BRIEF:
Copy out the entries in full and with complete accuracy; pictures are excluded.
[begin DATA SUPPLIED]
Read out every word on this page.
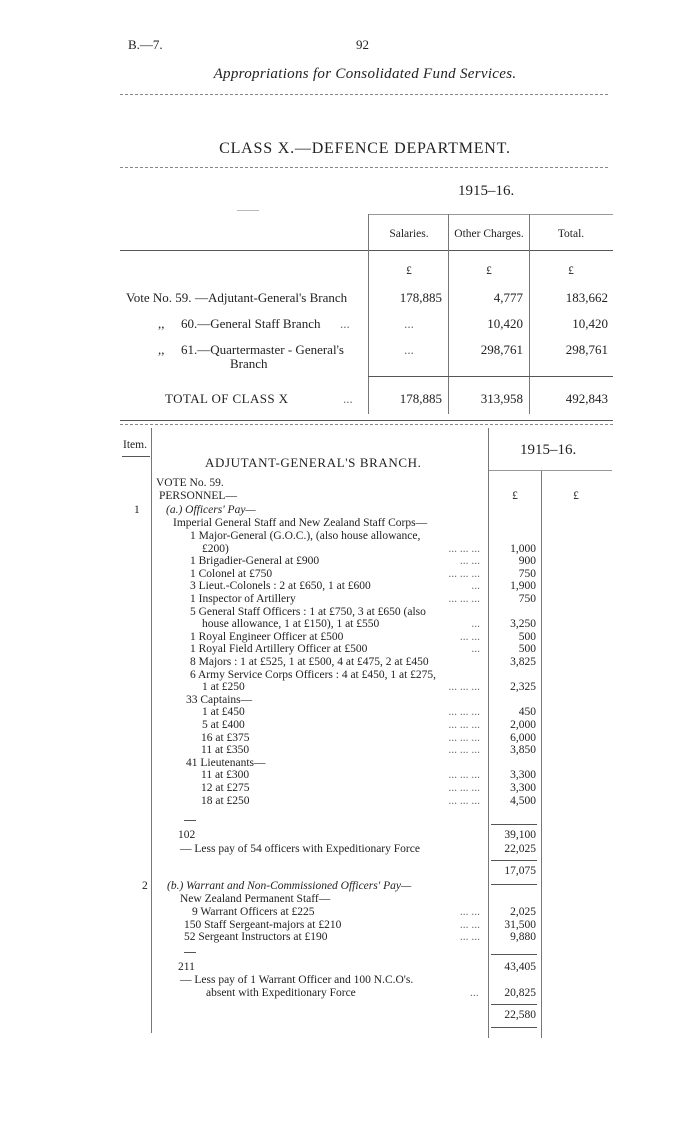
B.—7.	92
Appropriations for Consolidated Fund Services.
CLASS X.—DEFENCE DEPARTMENT.
1915–16.
Salaries.	Other Charges.	Total.
£	£	£
Vote No. 59. —Adjutant-General's Branch	178,885	4,777	183,662
,, 60.—General Staff Branch ...	...	10,420	10,420
,, 61.—Quartermaster - General's
Branch
...	298,761	298,761
TOTAL OF CLASS X	...	178,885	313,958	492,843
Item.	1915–16.
ADJUTANT-GENERAL'S BRANCH.
VOTE No. 59.
PERSONNEL—	£	£
1 (a.) Officers' Pay—
Imperial General Staff and New Zealand Staff Corps—
1 Major-General (G.O.C.), (also house allowance,
£200)	... ... ...	1,000
1 Brigadier-General at £900	... ...	900
1 Colonel at £750	... ... ...	750
3 Lieut.-Colonels : 2 at £650, 1 at £600	...	1,900
1 Inspector of Artillery	... ... ...	750
5 General Staff Officers : 1 at £750, 3 at £650 (also
house allowance, 1 at £150), 1 at £550	...	3,250
1 Royal Engineer Officer at £500	... ...	500
1 Royal Field Artillery Officer at £500	...	500
8 Majors : 1 at £525, 1 at £500, 4 at £475, 2 at £450	3,825
6 Army Service Corps Officers : 4 at £450, 1 at £275,
1 at £250	... ... ...	2,325
33 Captains—
1 at £450	... ... ...	450
5 at £400	... ... ...	2,000
16 at £375	... ... ...	6,000
11 at £350	... ... ...	3,850
41 Lieutenants—
11 at £300	... ... ...	3,300
12 at £275	... ... ...	3,300
18 at £250	... ... ...	4,500
102	39,100
— Less pay of 54 officers with Expeditionary Force	22,025
17,075
2 (b.) Warrant and Non-Commissioned Officers' Pay—
New Zealand Permanent Staff—
9 Warrant Officers at £225	... ...	2,025
150 Staff Sergeant-majors at £210	... ...	31,500
52 Sergeant Instructors at £190	... ...	9,880
211	43,405
— Less pay of 1 Warrant Officer and 100 N.C.O's.
absent with Expeditionary Force	...	20,825
22,580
[end DATA SUPPLIED]
CORRECT OUTPUT:
Read out every word on this page.
B.—7.	92
Appropriations for Consolidated Fund Services.
CLASS X.—DEFENCE DEPARTMENT.
1915–16.
Salaries.	Other Charges.	Total.
£	£	£
Vote No. 59. —Adjutant-General's Branch	178,885	4,777	183,662
,, 60.—General Staff Branch ...	...	10,420	10,420
,, 61.—Quartermaster - General's
Branch
...	298,761	298,761
TOTAL OF CLASS X	...	178,885	313,958	492,843
Item.	1915–16.
ADJUTANT-GENERAL'S BRANCH.
VOTE No. 59.
PERSONNEL—	£	£
1 (a.) Officers' Pay—
Imperial General Staff and New Zealand Staff Corps—
1 Major-General (G.O.C.), (also house allowance,
£200)	... ... ...	1,000
1 Brigadier-General at £900	... ...	900
1 Colonel at £750	... ... ...	750
3 Lieut.-Colonels : 2 at £650, 1 at £600	...	1,900
1 Inspector of Artillery	... ... ...	750
5 General Staff Officers : 1 at £750, 3 at £650 (also
house allowance, 1 at £150), 1 at £550	...	3,250
1 Royal Engineer Officer at £500	... ...	500
1 Royal Field Artillery Officer at £500	...	500
8 Majors : 1 at £525, 1 at £500, 4 at £475, 2 at £450	3,825
6 Army Service Corps Officers : 4 at £450, 1 at £275,
1 at £250	... ... ...	2,325
33 Captains—
1 at £450	... ... ...	450
5 at £400	... ... ...	2,000
16 at £375	... ... ...	6,000
11 at £350	... ... ...	3,850
41 Lieutenants—
11 at £300	... ... ...	3,300
12 at £275	... ... ...	3,300
18 at £250	... ... ...	4,500
102	39,100
— Less pay of 54 officers with Expeditionary Force	22,025
17,075
2 (b.) Warrant and Non-Commissioned Officers' Pay—
New Zealand Permanent Staff—
9 Warrant Officers at £225	... ...	2,025
150 Staff Sergeant-majors at £210	... ...	31,500
52 Sergeant Instructors at £190	... ...	9,880
211	43,405
— Less pay of 1 Warrant Officer and 100 N.C.O's.
absent with Expeditionary Force	...	20,825
22,580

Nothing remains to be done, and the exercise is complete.